* [Dataset rows]
────────

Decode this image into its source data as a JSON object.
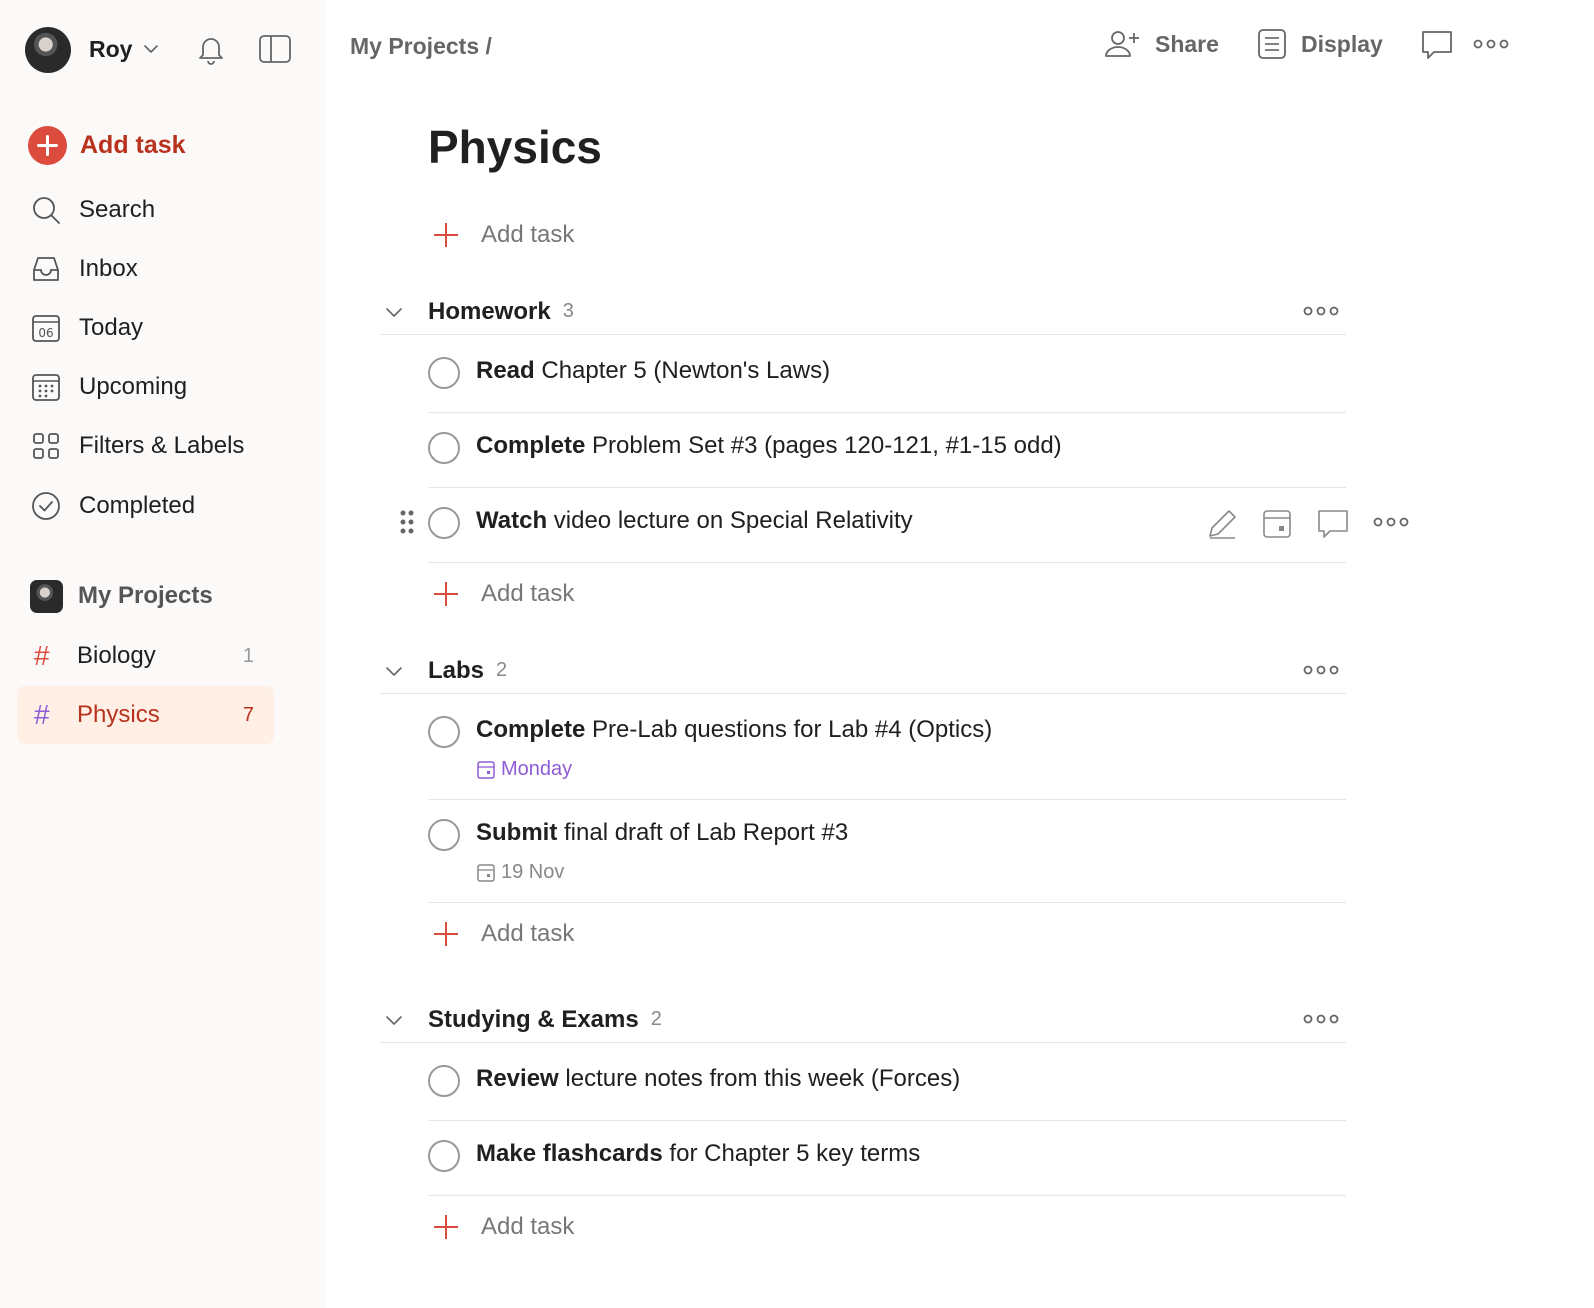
{
  "sidebar": {
    "user_name": "Roy",
    "add_task_label": "Add task",
    "nav": [
      {
        "label": "Search",
        "icon": "search-icon"
      },
      {
        "label": "Inbox",
        "icon": "inbox-icon"
      },
      {
        "label": "Today",
        "icon": "calendar-today-icon",
        "day": "06"
      },
      {
        "label": "Upcoming",
        "icon": "calendar-grid-icon"
      },
      {
        "label": "Filters & Labels",
        "icon": "filters-grid-icon"
      },
      {
        "label": "Completed",
        "icon": "check-circle-icon"
      }
    ],
    "projects_label": "My Projects",
    "projects": [
      {
        "name": "Biology",
        "count": "1",
        "hash": "#"
      },
      {
        "name": "Physics",
        "count": "7",
        "hash": "#",
        "active": true
      }
    ]
  },
  "header": {
    "breadcrumb": "My Projects /",
    "share_label": "Share",
    "display_label": "Display"
  },
  "main": {
    "title": "Physics",
    "add_task_label": "Add task",
    "sections": [
      {
        "name": "Homework",
        "count": "3",
        "tasks": [
          {
            "verb": "Read",
            "rest": " Chapter 5 (Newton's Laws)"
          },
          {
            "verb": "Complete",
            "rest": " Problem Set #3 (pages 120-121, #1-15 odd)"
          },
          {
            "verb": "Watch",
            "rest": " video lecture on Special Relativity"
          }
        ]
      },
      {
        "name": "Labs",
        "count": "2",
        "tasks": [
          {
            "verb": "Complete",
            "rest": " Pre-Lab questions for Lab #4 (Optics)",
            "due": "Monday"
          },
          {
            "verb": "Submit",
            "rest": " final draft of Lab Report #3",
            "due": "19 Nov"
          }
        ]
      },
      {
        "name": "Studying & Exams",
        "count": "2",
        "tasks": [
          {
            "verb": "Review",
            "rest": " lecture notes from this week (Forces)"
          },
          {
            "verb": "Make flashcards",
            "rest": " for Chapter 5 key terms"
          }
        ]
      }
    ]
  },
  "colors": {
    "accent": "#dc4c3e",
    "accent_text": "#b8321d",
    "active_bg": "#ffefe5",
    "sidebar_bg": "#fcfaf8",
    "date_purple": "#8e5cd6"
  }
}
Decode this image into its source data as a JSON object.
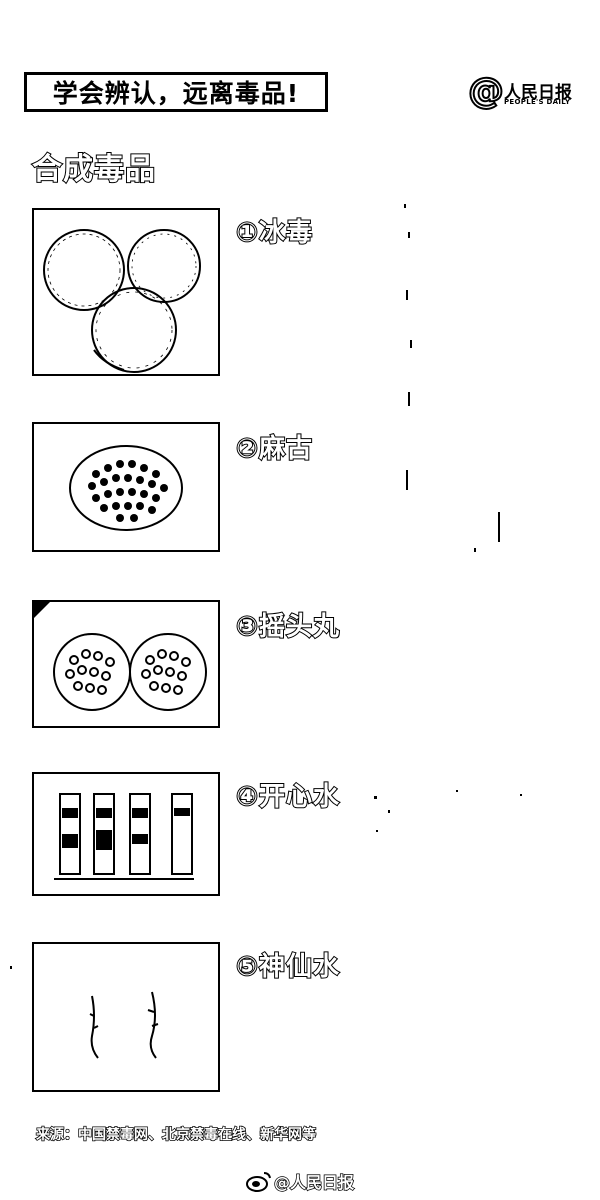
{
  "header": {
    "title": "学会辨认，远离毒品!",
    "logo_at": "@",
    "logo_cn": "人民日报",
    "logo_en": "PEOPLE'S DAILY"
  },
  "section": {
    "title": "合成毒品"
  },
  "items": [
    {
      "label": "①冰毒"
    },
    {
      "label": "②麻古"
    },
    {
      "label": "③摇头丸"
    },
    {
      "label": "④开心水"
    },
    {
      "label": "⑤神仙水"
    }
  ],
  "source_text": "来源：中国禁毒网、北京禁毒在线、新华网等",
  "footer": {
    "handle": "@人民日报",
    "icon": "weibo-icon"
  }
}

────────

* [Exercise details] Find the lines that include the string "title", then copy each of them.

* [Exercise response]
    "title": "Physics",
    "title": "学会辨认，远离毒品!",
    "title": "合成毒品"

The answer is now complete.